Given task: Gather every line in the records below that contains the word "JSON".

Source data:
::::

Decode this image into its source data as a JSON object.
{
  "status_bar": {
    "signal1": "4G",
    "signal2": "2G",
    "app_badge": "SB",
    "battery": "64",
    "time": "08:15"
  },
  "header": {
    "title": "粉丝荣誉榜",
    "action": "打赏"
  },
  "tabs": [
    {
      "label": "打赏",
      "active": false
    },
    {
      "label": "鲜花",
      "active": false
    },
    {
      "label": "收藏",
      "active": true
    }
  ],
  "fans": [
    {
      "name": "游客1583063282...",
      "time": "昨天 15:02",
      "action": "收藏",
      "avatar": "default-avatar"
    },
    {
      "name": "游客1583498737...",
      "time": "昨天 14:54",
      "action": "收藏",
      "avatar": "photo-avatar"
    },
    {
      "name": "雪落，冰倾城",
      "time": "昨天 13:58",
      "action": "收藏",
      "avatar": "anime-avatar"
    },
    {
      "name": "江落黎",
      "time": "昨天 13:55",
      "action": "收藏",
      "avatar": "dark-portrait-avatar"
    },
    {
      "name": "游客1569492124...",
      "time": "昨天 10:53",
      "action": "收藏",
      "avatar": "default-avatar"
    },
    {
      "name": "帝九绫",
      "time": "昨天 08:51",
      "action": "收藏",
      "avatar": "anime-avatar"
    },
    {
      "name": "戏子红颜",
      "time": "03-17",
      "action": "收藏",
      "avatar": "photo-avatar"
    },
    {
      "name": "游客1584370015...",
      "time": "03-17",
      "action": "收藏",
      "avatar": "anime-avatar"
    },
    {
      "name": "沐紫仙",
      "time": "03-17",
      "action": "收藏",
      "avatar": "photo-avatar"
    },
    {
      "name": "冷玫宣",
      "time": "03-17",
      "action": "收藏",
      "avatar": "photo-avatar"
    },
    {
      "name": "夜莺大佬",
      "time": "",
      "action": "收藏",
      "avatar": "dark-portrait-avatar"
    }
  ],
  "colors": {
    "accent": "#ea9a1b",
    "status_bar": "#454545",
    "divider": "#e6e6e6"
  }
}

::::

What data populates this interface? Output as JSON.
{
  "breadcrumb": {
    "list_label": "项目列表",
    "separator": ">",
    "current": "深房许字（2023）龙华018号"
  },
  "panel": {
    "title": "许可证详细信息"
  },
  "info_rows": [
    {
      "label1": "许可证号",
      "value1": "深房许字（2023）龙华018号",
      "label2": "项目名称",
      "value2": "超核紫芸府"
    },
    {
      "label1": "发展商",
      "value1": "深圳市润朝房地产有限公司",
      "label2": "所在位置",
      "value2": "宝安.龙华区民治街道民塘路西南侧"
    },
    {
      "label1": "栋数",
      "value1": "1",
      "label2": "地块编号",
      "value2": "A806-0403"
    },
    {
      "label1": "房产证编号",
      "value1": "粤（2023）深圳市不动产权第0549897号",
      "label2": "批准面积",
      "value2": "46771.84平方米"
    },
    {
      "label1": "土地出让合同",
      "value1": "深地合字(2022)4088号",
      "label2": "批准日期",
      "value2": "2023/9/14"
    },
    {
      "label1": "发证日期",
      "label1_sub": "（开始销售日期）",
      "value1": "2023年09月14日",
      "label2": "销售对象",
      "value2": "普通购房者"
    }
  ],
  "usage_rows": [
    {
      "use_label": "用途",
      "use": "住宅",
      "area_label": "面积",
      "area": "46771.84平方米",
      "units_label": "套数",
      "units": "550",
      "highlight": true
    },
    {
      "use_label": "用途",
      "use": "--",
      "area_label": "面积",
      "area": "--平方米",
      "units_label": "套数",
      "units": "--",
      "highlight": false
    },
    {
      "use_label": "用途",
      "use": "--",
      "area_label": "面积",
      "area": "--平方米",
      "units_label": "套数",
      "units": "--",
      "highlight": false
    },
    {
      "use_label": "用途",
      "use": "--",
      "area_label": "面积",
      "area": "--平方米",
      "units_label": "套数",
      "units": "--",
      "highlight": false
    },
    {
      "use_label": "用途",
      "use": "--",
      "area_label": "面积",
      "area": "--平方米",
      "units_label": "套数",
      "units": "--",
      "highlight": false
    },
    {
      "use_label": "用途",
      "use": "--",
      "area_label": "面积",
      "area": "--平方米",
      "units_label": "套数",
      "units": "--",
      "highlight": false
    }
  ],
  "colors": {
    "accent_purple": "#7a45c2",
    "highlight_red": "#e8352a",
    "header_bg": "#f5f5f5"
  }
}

::::

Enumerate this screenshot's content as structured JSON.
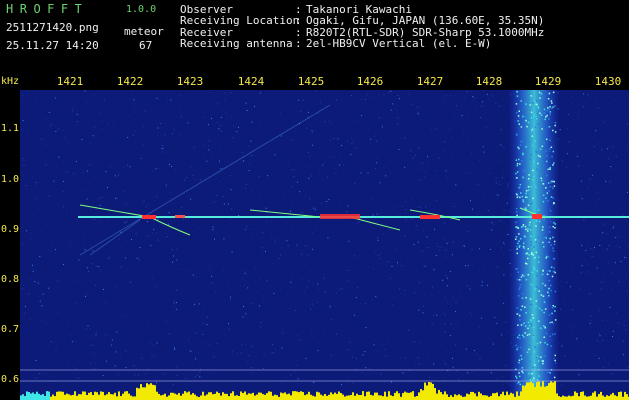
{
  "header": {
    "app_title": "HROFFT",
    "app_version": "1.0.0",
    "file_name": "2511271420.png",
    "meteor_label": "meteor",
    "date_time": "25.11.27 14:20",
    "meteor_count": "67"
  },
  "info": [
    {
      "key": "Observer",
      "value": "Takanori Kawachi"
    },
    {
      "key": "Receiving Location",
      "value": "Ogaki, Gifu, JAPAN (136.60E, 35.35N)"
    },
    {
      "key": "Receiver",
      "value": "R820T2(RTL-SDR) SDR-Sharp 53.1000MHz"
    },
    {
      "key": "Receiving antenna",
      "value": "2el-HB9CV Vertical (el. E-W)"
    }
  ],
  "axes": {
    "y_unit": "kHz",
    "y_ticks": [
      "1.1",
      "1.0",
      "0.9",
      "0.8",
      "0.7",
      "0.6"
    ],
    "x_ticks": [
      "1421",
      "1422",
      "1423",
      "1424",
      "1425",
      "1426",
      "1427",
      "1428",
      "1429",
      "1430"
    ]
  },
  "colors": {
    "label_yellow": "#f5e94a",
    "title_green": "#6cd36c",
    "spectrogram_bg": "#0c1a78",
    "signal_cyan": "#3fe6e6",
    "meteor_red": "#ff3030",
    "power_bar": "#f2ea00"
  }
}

::::

Task response:
Decode this image into its source data as a JSON object.
What data populates this interface? Output as JSON.
Enumerate this screenshot's content as structured JSON.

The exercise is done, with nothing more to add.